Problem to solve
Below are some records; reproduce every one of them exactly.

Data entries
· · ·
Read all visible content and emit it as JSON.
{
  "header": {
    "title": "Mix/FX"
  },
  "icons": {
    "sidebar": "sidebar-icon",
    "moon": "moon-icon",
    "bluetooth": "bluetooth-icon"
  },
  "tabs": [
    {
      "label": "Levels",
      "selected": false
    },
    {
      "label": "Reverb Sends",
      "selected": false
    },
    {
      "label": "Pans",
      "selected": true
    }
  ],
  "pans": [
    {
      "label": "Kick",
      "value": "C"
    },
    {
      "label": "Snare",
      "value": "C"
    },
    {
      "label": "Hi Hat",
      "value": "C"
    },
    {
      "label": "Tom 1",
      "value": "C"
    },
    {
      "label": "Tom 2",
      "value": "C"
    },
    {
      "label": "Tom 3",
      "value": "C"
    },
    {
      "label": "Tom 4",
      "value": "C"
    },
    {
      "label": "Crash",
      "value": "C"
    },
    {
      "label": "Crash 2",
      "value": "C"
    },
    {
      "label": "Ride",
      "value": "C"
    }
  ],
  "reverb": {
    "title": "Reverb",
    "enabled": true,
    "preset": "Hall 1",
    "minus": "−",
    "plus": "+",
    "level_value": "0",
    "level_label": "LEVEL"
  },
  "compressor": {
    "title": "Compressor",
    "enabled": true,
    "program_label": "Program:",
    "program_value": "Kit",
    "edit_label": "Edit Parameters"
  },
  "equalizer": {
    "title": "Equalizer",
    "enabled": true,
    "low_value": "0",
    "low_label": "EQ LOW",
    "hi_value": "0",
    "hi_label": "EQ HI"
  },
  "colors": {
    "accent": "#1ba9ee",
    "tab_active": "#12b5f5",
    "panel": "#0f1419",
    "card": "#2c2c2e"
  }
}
· · ·
Response to this task
Read all visible content and emit it as JSON.
{
  "header": {
    "title": "Mix/FX"
  },
  "icons": {
    "sidebar": "sidebar-icon",
    "moon": "moon-icon",
    "bluetooth": "bluetooth-icon"
  },
  "tabs": [
    {
      "label": "Levels",
      "selected": false
    },
    {
      "label": "Reverb Sends",
      "selected": false
    },
    {
      "label": "Pans",
      "selected": true
    }
  ],
  "pans": [
    {
      "label": "Kick",
      "value": "C"
    },
    {
      "label": "Snare",
      "value": "C"
    },
    {
      "label": "Hi Hat",
      "value": "C"
    },
    {
      "label": "Tom 1",
      "value": "C"
    },
    {
      "label": "Tom 2",
      "value": "C"
    },
    {
      "label": "Tom 3",
      "value": "C"
    },
    {
      "label": "Tom 4",
      "value": "C"
    },
    {
      "label": "Crash",
      "value": "C"
    },
    {
      "label": "Crash 2",
      "value": "C"
    },
    {
      "label": "Ride",
      "value": "C"
    }
  ],
  "reverb": {
    "title": "Reverb",
    "enabled": true,
    "preset": "Hall 1",
    "minus": "−",
    "plus": "+",
    "level_value": "0",
    "level_label": "LEVEL"
  },
  "compressor": {
    "title": "Compressor",
    "enabled": true,
    "program_label": "Program:",
    "program_value": "Kit",
    "edit_label": "Edit Parameters"
  },
  "equalizer": {
    "title": "Equalizer",
    "enabled": true,
    "low_value": "0",
    "low_label": "EQ LOW",
    "hi_value": "0",
    "hi_label": "EQ HI"
  },
  "colors": {
    "accent": "#1ba9ee",
    "tab_active": "#12b5f5",
    "panel": "#0f1419",
    "card": "#2c2c2e"
  }
}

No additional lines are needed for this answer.